## begin
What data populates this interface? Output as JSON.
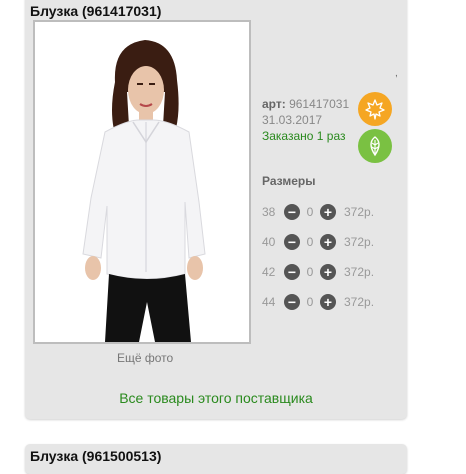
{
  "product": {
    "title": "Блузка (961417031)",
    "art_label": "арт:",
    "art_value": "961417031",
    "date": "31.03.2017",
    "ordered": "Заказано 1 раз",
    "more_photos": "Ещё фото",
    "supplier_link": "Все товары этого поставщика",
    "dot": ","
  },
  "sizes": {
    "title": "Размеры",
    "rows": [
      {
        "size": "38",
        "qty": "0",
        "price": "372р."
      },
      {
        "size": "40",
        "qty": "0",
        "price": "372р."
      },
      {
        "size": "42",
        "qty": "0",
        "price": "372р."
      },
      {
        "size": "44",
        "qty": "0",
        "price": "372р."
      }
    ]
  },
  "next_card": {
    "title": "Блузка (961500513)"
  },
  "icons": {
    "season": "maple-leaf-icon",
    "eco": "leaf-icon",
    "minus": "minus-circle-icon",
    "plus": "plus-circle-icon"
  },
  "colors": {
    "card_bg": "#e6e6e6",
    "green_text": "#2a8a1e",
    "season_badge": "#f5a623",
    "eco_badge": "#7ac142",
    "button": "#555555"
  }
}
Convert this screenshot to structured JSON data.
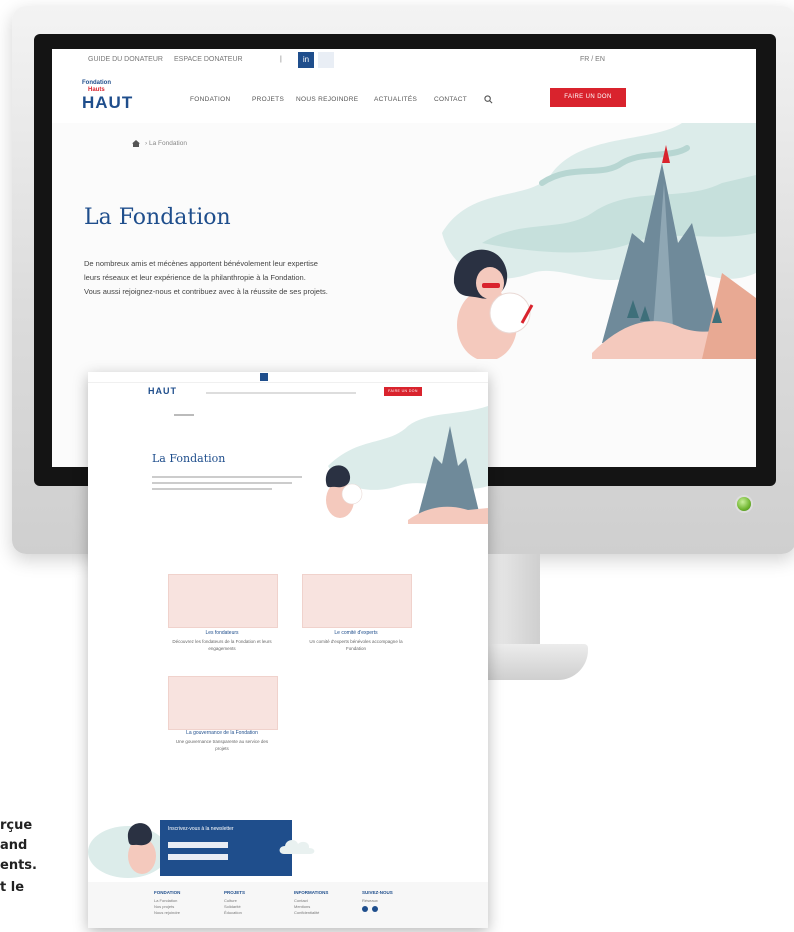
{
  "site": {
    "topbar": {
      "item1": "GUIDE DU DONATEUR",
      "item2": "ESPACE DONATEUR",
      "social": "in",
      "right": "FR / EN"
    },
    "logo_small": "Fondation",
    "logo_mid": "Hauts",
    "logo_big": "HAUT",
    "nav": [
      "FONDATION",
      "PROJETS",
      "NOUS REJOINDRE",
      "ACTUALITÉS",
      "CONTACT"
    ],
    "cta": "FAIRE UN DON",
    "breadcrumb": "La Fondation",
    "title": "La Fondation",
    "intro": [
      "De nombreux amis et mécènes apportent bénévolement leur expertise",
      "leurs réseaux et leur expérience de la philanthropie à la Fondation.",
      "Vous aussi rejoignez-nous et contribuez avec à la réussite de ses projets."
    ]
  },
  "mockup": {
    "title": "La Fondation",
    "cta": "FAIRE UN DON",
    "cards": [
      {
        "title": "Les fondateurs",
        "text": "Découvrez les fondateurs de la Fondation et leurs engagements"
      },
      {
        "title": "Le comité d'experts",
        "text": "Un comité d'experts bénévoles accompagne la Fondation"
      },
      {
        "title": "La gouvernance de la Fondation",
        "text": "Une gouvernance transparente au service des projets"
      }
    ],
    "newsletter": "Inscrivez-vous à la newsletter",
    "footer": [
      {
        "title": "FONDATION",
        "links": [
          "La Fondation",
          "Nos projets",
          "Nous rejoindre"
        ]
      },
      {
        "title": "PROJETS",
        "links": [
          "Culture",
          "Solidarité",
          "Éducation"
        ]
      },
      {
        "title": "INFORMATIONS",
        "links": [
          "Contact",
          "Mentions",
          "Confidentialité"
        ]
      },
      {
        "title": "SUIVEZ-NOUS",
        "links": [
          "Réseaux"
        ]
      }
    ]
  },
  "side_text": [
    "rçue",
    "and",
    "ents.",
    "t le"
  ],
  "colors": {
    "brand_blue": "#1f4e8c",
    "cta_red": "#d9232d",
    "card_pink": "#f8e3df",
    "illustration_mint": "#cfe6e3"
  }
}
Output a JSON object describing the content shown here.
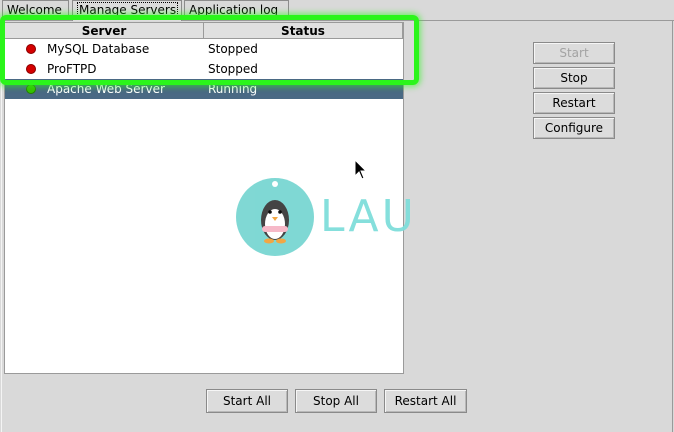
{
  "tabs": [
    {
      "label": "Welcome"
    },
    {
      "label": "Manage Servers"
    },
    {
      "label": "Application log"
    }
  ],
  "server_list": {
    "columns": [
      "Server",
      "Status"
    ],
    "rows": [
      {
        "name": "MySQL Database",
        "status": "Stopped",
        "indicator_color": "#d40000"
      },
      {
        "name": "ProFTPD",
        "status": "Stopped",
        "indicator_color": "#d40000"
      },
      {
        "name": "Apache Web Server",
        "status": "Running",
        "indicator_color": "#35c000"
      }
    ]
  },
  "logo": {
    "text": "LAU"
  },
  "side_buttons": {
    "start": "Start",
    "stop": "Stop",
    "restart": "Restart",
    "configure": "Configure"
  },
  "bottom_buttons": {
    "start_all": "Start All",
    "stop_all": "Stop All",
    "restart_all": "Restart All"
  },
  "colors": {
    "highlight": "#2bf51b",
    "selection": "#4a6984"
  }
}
## end
# [DIRECTIONS FOR THIS TASK]
Print all the records again exactly; do not include any picture.

# [EXERCISE OUTPUT]
What data populates this interface? Output as JSON.
{
  "product": {
    "title": "Блузка (961417031)",
    "art_label": "арт:",
    "art_value": "961417031",
    "date": "31.03.2017",
    "ordered": "Заказано 1 раз",
    "more_photos": "Ещё фото",
    "supplier_link": "Все товары этого поставщика",
    "dot": ","
  },
  "sizes": {
    "title": "Размеры",
    "rows": [
      {
        "size": "38",
        "qty": "0",
        "price": "372р."
      },
      {
        "size": "40",
        "qty": "0",
        "price": "372р."
      },
      {
        "size": "42",
        "qty": "0",
        "price": "372р."
      },
      {
        "size": "44",
        "qty": "0",
        "price": "372р."
      }
    ]
  },
  "next_card": {
    "title": "Блузка (961500513)"
  },
  "icons": {
    "season": "maple-leaf-icon",
    "eco": "leaf-icon",
    "minus": "minus-circle-icon",
    "plus": "plus-circle-icon"
  },
  "colors": {
    "card_bg": "#e6e6e6",
    "green_text": "#2a8a1e",
    "season_badge": "#f5a623",
    "eco_badge": "#7ac142",
    "button": "#555555"
  }
}
Convert this screenshot to structured JSON data.
{
  "site": {
    "topbar": {
      "item1": "GUIDE DU DONATEUR",
      "item2": "ESPACE DONATEUR",
      "social": "in",
      "right": "FR / EN"
    },
    "logo_small": "Fondation",
    "logo_mid": "Hauts",
    "logo_big": "HAUT",
    "nav": [
      "FONDATION",
      "PROJETS",
      "NOUS REJOINDRE",
      "ACTUALITÉS",
      "CONTACT"
    ],
    "cta": "FAIRE UN DON",
    "breadcrumb": "La Fondation",
    "title": "La Fondation",
    "intro": [
      "De nombreux amis et mécènes apportent bénévolement leur expertise",
      "leurs réseaux et leur expérience de la philanthropie à la Fondation.",
      "Vous aussi rejoignez-nous et contribuez avec à la réussite de ses projets."
    ]
  },
  "mockup": {
    "title": "La Fondation",
    "cta": "FAIRE UN DON",
    "cards": [
      {
        "title": "Les fondateurs",
        "text": "Découvrez les fondateurs de la Fondation et leurs engagements"
      },
      {
        "title": "Le comité d'experts",
        "text": "Un comité d'experts bénévoles accompagne la Fondation"
      },
      {
        "title": "La gouvernance de la Fondation",
        "text": "Une gouvernance transparente au service des projets"
      }
    ],
    "newsletter": "Inscrivez-vous à la newsletter",
    "footer": [
      {
        "title": "FONDATION",
        "links": [
          "La Fondation",
          "Nos projets",
          "Nous rejoindre"
        ]
      },
      {
        "title": "PROJETS",
        "links": [
          "Culture",
          "Solidarité",
          "Éducation"
        ]
      },
      {
        "title": "INFORMATIONS",
        "links": [
          "Contact",
          "Mentions",
          "Confidentialité"
        ]
      },
      {
        "title": "SUIVEZ-NOUS",
        "links": [
          "Réseaux"
        ]
      }
    ]
  },
  "side_text": [
    "rçue",
    "and",
    "ents.",
    "t le"
  ],
  "colors": {
    "brand_blue": "#1f4e8c",
    "cta_red": "#d9232d",
    "card_pink": "#f8e3df",
    "illustration_mint": "#cfe6e3"
  }
}
Output a JSON object describing the content shown here.
{
  "tabs": [
    {
      "label": "Welcome"
    },
    {
      "label": "Manage Servers"
    },
    {
      "label": "Application log"
    }
  ],
  "server_list": {
    "columns": [
      "Server",
      "Status"
    ],
    "rows": [
      {
        "name": "MySQL Database",
        "status": "Stopped",
        "indicator_color": "#d40000"
      },
      {
        "name": "ProFTPD",
        "status": "Stopped",
        "indicator_color": "#d40000"
      },
      {
        "name": "Apache Web Server",
        "status": "Running",
        "indicator_color": "#35c000"
      }
    ]
  },
  "logo": {
    "text": "LAU"
  },
  "side_buttons": {
    "start": "Start",
    "stop": "Stop",
    "restart": "Restart",
    "configure": "Configure"
  },
  "bottom_buttons": {
    "start_all": "Start All",
    "stop_all": "Stop All",
    "restart_all": "Restart All"
  },
  "colors": {
    "highlight": "#2bf51b",
    "selection": "#4a6984"
  }
}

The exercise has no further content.